● **Task brief**: Omit every picture and output the rest of the records exactly as they are.

### Material to process

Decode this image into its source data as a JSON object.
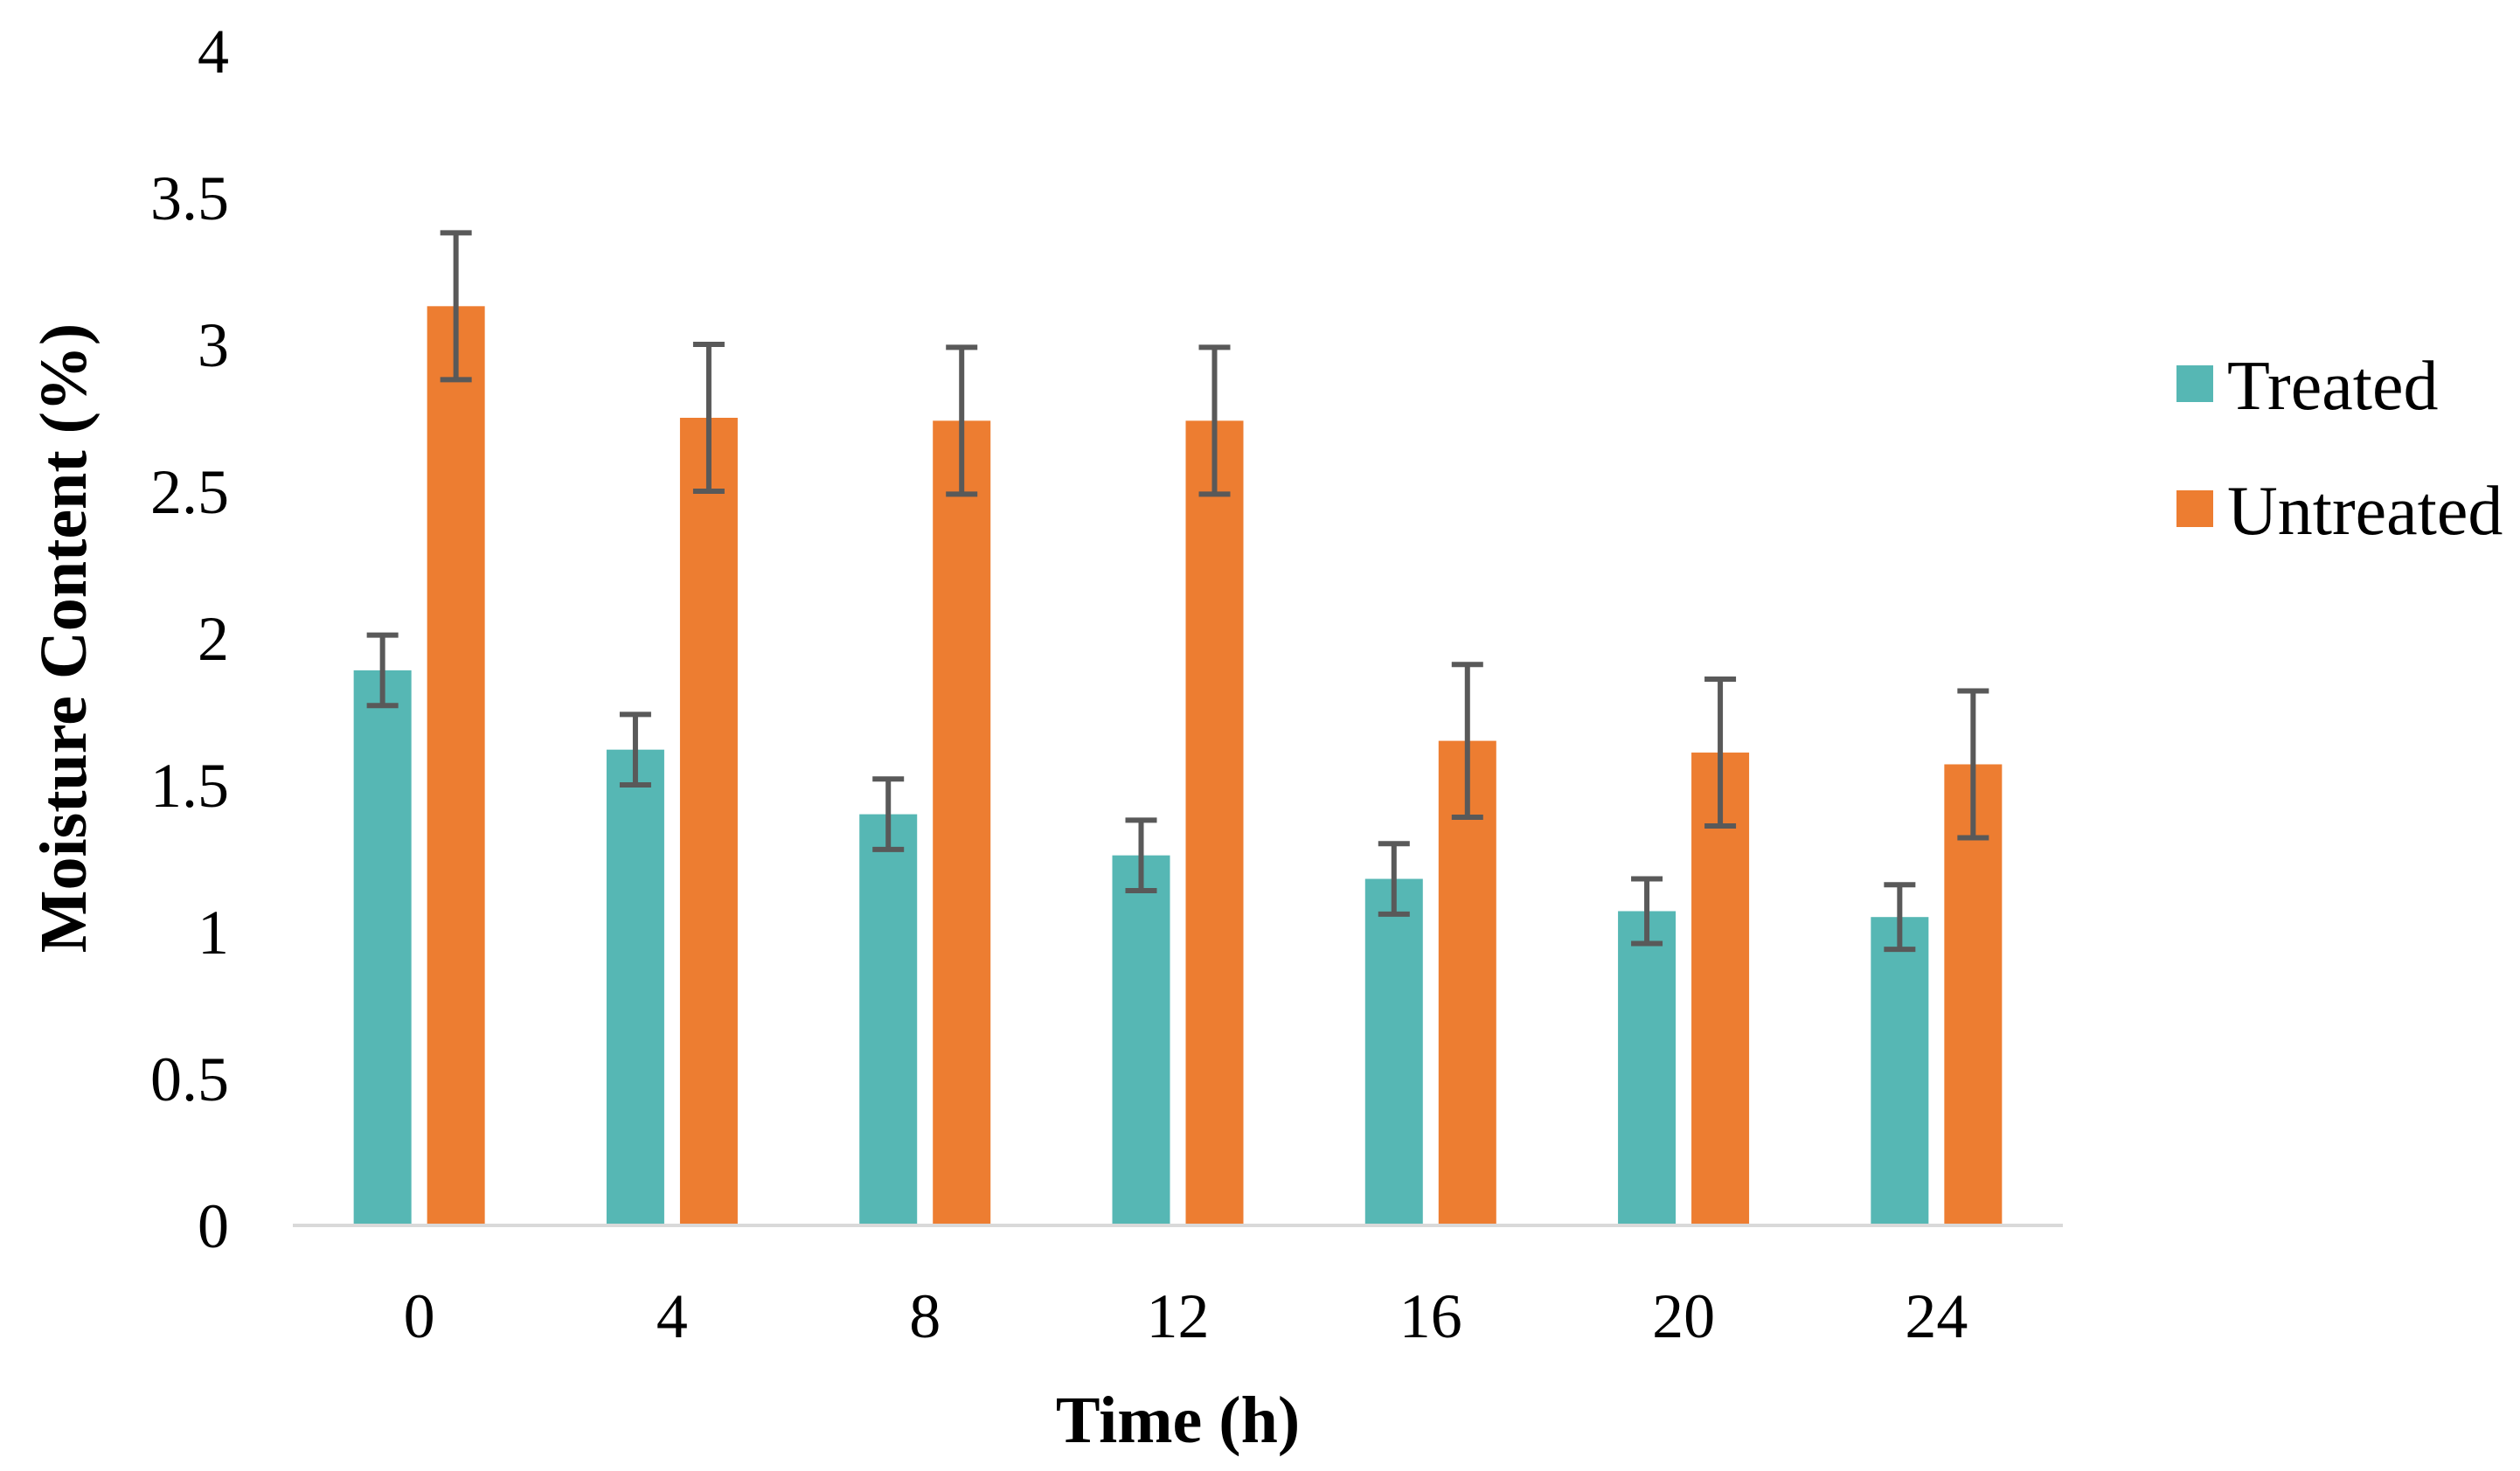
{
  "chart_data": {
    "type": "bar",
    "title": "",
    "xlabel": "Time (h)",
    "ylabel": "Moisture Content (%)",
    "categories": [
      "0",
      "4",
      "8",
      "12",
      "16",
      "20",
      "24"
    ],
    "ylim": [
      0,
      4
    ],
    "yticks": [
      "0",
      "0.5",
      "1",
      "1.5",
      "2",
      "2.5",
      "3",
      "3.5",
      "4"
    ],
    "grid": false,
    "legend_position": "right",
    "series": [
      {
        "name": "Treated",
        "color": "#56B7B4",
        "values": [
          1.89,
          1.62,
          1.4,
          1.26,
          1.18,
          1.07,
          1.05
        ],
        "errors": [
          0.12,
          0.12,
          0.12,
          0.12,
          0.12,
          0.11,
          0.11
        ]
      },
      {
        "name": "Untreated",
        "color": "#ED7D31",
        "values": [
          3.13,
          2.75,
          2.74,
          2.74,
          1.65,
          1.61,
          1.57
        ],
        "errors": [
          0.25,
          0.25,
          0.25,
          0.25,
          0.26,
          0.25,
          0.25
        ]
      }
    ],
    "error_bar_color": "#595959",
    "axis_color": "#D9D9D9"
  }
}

######

● **Reply**:
Decode this image into its source data as a JSON object.
{
  "chart_data": {
    "type": "bar",
    "title": "",
    "xlabel": "Time (h)",
    "ylabel": "Moisture Content (%)",
    "categories": [
      "0",
      "4",
      "8",
      "12",
      "16",
      "20",
      "24"
    ],
    "ylim": [
      0,
      4
    ],
    "yticks": [
      "0",
      "0.5",
      "1",
      "1.5",
      "2",
      "2.5",
      "3",
      "3.5",
      "4"
    ],
    "grid": false,
    "legend_position": "right",
    "series": [
      {
        "name": "Treated",
        "color": "#56B7B4",
        "values": [
          1.89,
          1.62,
          1.4,
          1.26,
          1.18,
          1.07,
          1.05
        ],
        "errors": [
          0.12,
          0.12,
          0.12,
          0.12,
          0.12,
          0.11,
          0.11
        ]
      },
      {
        "name": "Untreated",
        "color": "#ED7D31",
        "values": [
          3.13,
          2.75,
          2.74,
          2.74,
          1.65,
          1.61,
          1.57
        ],
        "errors": [
          0.25,
          0.25,
          0.25,
          0.25,
          0.26,
          0.25,
          0.25
        ]
      }
    ],
    "error_bar_color": "#595959",
    "axis_color": "#D9D9D9"
  }
}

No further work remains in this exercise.